-- start of INPUT --
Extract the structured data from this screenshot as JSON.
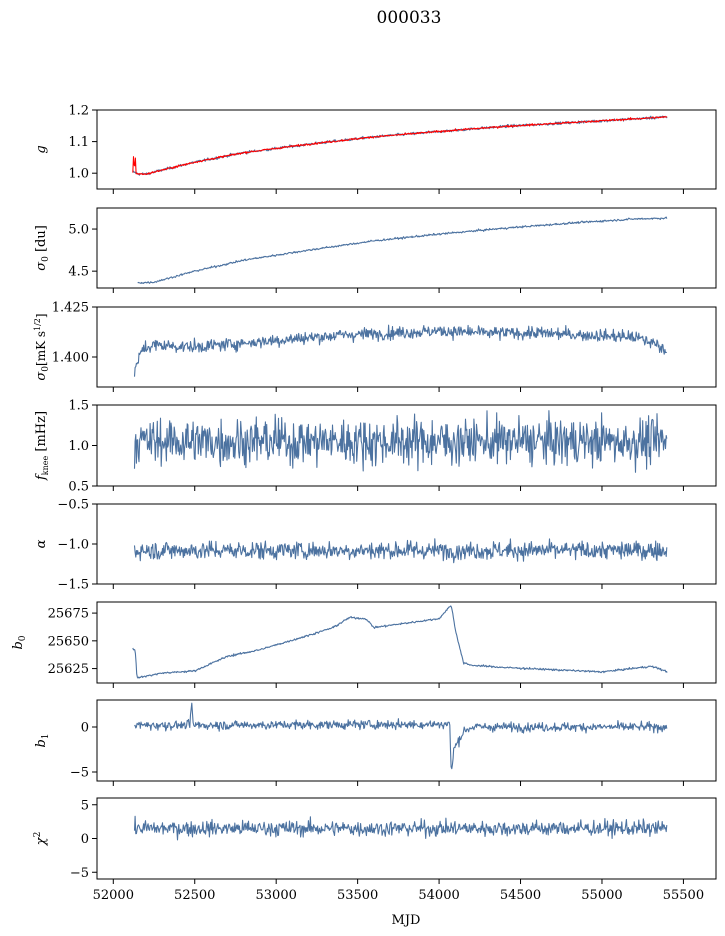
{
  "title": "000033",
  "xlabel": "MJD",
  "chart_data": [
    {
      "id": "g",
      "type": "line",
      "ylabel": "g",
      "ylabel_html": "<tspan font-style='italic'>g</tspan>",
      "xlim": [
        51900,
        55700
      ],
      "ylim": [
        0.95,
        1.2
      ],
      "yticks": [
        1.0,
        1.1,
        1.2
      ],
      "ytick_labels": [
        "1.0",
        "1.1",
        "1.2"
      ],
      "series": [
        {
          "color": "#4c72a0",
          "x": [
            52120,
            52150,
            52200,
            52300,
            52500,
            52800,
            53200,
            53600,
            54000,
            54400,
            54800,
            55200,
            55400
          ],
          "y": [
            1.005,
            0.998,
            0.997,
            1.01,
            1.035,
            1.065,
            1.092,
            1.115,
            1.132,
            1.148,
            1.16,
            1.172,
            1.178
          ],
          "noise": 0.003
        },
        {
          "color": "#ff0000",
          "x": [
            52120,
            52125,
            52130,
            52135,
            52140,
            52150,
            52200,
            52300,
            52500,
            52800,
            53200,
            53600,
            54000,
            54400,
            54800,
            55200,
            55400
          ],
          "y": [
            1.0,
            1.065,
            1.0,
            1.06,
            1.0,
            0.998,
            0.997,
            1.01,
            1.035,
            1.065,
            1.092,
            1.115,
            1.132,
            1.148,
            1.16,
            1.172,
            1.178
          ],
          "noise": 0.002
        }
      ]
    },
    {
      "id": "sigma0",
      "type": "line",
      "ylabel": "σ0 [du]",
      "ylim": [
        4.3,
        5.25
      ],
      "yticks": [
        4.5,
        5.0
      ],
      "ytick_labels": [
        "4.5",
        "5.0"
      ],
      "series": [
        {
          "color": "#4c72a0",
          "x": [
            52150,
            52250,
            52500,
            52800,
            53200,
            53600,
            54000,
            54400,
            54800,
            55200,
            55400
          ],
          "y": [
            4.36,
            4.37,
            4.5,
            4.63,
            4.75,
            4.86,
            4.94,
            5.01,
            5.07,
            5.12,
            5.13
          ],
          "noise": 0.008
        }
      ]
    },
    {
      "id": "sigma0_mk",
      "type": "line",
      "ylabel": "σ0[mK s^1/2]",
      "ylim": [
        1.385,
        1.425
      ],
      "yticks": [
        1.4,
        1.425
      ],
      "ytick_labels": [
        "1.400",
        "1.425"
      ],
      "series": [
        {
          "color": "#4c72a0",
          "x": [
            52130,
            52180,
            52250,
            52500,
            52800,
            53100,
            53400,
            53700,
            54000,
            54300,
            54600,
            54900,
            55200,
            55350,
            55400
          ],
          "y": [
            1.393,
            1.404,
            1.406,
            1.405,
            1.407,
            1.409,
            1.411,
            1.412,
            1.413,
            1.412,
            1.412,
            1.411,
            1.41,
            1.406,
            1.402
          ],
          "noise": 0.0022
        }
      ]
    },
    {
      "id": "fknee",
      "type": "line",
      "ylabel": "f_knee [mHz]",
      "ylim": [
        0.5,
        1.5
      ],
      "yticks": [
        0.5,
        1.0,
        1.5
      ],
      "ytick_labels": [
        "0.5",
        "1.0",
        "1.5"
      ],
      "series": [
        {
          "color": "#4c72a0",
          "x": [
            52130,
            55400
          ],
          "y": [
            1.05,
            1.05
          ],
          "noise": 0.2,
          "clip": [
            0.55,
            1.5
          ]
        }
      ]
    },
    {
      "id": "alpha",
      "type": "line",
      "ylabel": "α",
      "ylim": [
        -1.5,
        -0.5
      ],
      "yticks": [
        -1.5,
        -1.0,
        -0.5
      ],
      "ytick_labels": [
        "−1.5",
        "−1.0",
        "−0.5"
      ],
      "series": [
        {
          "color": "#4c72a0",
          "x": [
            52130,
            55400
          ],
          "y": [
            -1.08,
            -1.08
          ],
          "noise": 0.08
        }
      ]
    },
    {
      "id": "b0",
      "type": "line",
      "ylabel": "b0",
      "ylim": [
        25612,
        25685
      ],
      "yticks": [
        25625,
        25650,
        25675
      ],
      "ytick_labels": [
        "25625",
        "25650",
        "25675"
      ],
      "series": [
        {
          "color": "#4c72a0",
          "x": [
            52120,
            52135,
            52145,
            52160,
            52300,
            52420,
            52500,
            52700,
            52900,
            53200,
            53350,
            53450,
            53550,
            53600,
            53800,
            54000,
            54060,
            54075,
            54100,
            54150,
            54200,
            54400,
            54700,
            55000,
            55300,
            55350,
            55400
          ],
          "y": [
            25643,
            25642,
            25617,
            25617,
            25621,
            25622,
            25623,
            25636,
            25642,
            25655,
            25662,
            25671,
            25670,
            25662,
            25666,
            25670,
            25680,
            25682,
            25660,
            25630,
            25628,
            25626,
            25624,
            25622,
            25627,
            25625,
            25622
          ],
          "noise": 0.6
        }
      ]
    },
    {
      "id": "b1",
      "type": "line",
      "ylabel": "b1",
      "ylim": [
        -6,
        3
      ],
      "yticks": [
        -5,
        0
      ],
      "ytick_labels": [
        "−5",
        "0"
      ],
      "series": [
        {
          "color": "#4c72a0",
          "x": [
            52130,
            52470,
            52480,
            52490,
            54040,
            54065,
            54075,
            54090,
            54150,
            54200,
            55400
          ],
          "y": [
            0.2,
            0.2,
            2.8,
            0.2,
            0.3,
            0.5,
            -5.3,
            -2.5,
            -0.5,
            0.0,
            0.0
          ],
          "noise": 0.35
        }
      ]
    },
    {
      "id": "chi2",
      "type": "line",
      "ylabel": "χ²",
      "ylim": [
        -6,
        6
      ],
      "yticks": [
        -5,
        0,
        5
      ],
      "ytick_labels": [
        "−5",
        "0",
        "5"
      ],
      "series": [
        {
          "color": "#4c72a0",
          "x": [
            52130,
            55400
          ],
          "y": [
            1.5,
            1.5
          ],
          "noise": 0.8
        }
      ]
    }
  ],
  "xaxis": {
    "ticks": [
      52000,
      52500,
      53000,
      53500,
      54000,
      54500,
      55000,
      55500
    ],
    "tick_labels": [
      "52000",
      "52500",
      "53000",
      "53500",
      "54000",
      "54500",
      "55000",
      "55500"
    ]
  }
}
-- end of INPUT --
> SET PROBLEM
Output the data exactly. Pictures don't belong in the result.

> EXERCISE RESULT
Extract the structured data from this screenshot as JSON.
{
  "title": "000033",
  "xlabel": "MJD",
  "chart_data": [
    {
      "id": "g",
      "type": "line",
      "ylabel": "g",
      "ylabel_html": "<tspan font-style='italic'>g</tspan>",
      "xlim": [
        51900,
        55700
      ],
      "ylim": [
        0.95,
        1.2
      ],
      "yticks": [
        1.0,
        1.1,
        1.2
      ],
      "ytick_labels": [
        "1.0",
        "1.1",
        "1.2"
      ],
      "series": [
        {
          "color": "#4c72a0",
          "x": [
            52120,
            52150,
            52200,
            52300,
            52500,
            52800,
            53200,
            53600,
            54000,
            54400,
            54800,
            55200,
            55400
          ],
          "y": [
            1.005,
            0.998,
            0.997,
            1.01,
            1.035,
            1.065,
            1.092,
            1.115,
            1.132,
            1.148,
            1.16,
            1.172,
            1.178
          ],
          "noise": 0.003
        },
        {
          "color": "#ff0000",
          "x": [
            52120,
            52125,
            52130,
            52135,
            52140,
            52150,
            52200,
            52300,
            52500,
            52800,
            53200,
            53600,
            54000,
            54400,
            54800,
            55200,
            55400
          ],
          "y": [
            1.0,
            1.065,
            1.0,
            1.06,
            1.0,
            0.998,
            0.997,
            1.01,
            1.035,
            1.065,
            1.092,
            1.115,
            1.132,
            1.148,
            1.16,
            1.172,
            1.178
          ],
          "noise": 0.002
        }
      ]
    },
    {
      "id": "sigma0",
      "type": "line",
      "ylabel": "σ0 [du]",
      "ylim": [
        4.3,
        5.25
      ],
      "yticks": [
        4.5,
        5.0
      ],
      "ytick_labels": [
        "4.5",
        "5.0"
      ],
      "series": [
        {
          "color": "#4c72a0",
          "x": [
            52150,
            52250,
            52500,
            52800,
            53200,
            53600,
            54000,
            54400,
            54800,
            55200,
            55400
          ],
          "y": [
            4.36,
            4.37,
            4.5,
            4.63,
            4.75,
            4.86,
            4.94,
            5.01,
            5.07,
            5.12,
            5.13
          ],
          "noise": 0.008
        }
      ]
    },
    {
      "id": "sigma0_mk",
      "type": "line",
      "ylabel": "σ0[mK s^1/2]",
      "ylim": [
        1.385,
        1.425
      ],
      "yticks": [
        1.4,
        1.425
      ],
      "ytick_labels": [
        "1.400",
        "1.425"
      ],
      "series": [
        {
          "color": "#4c72a0",
          "x": [
            52130,
            52180,
            52250,
            52500,
            52800,
            53100,
            53400,
            53700,
            54000,
            54300,
            54600,
            54900,
            55200,
            55350,
            55400
          ],
          "y": [
            1.393,
            1.404,
            1.406,
            1.405,
            1.407,
            1.409,
            1.411,
            1.412,
            1.413,
            1.412,
            1.412,
            1.411,
            1.41,
            1.406,
            1.402
          ],
          "noise": 0.0022
        }
      ]
    },
    {
      "id": "fknee",
      "type": "line",
      "ylabel": "f_knee [mHz]",
      "ylim": [
        0.5,
        1.5
      ],
      "yticks": [
        0.5,
        1.0,
        1.5
      ],
      "ytick_labels": [
        "0.5",
        "1.0",
        "1.5"
      ],
      "series": [
        {
          "color": "#4c72a0",
          "x": [
            52130,
            55400
          ],
          "y": [
            1.05,
            1.05
          ],
          "noise": 0.2,
          "clip": [
            0.55,
            1.5
          ]
        }
      ]
    },
    {
      "id": "alpha",
      "type": "line",
      "ylabel": "α",
      "ylim": [
        -1.5,
        -0.5
      ],
      "yticks": [
        -1.5,
        -1.0,
        -0.5
      ],
      "ytick_labels": [
        "−1.5",
        "−1.0",
        "−0.5"
      ],
      "series": [
        {
          "color": "#4c72a0",
          "x": [
            52130,
            55400
          ],
          "y": [
            -1.08,
            -1.08
          ],
          "noise": 0.08
        }
      ]
    },
    {
      "id": "b0",
      "type": "line",
      "ylabel": "b0",
      "ylim": [
        25612,
        25685
      ],
      "yticks": [
        25625,
        25650,
        25675
      ],
      "ytick_labels": [
        "25625",
        "25650",
        "25675"
      ],
      "series": [
        {
          "color": "#4c72a0",
          "x": [
            52120,
            52135,
            52145,
            52160,
            52300,
            52420,
            52500,
            52700,
            52900,
            53200,
            53350,
            53450,
            53550,
            53600,
            53800,
            54000,
            54060,
            54075,
            54100,
            54150,
            54200,
            54400,
            54700,
            55000,
            55300,
            55350,
            55400
          ],
          "y": [
            25643,
            25642,
            25617,
            25617,
            25621,
            25622,
            25623,
            25636,
            25642,
            25655,
            25662,
            25671,
            25670,
            25662,
            25666,
            25670,
            25680,
            25682,
            25660,
            25630,
            25628,
            25626,
            25624,
            25622,
            25627,
            25625,
            25622
          ],
          "noise": 0.6
        }
      ]
    },
    {
      "id": "b1",
      "type": "line",
      "ylabel": "b1",
      "ylim": [
        -6,
        3
      ],
      "yticks": [
        -5,
        0
      ],
      "ytick_labels": [
        "−5",
        "0"
      ],
      "series": [
        {
          "color": "#4c72a0",
          "x": [
            52130,
            52470,
            52480,
            52490,
            54040,
            54065,
            54075,
            54090,
            54150,
            54200,
            55400
          ],
          "y": [
            0.2,
            0.2,
            2.8,
            0.2,
            0.3,
            0.5,
            -5.3,
            -2.5,
            -0.5,
            0.0,
            0.0
          ],
          "noise": 0.35
        }
      ]
    },
    {
      "id": "chi2",
      "type": "line",
      "ylabel": "χ²",
      "ylim": [
        -6,
        6
      ],
      "yticks": [
        -5,
        0,
        5
      ],
      "ytick_labels": [
        "−5",
        "0",
        "5"
      ],
      "series": [
        {
          "color": "#4c72a0",
          "x": [
            52130,
            55400
          ],
          "y": [
            1.5,
            1.5
          ],
          "noise": 0.8
        }
      ]
    }
  ],
  "xaxis": {
    "ticks": [
      52000,
      52500,
      53000,
      53500,
      54000,
      54500,
      55000,
      55500
    ],
    "tick_labels": [
      "52000",
      "52500",
      "53000",
      "53500",
      "54000",
      "54500",
      "55000",
      "55500"
    ]
  }
}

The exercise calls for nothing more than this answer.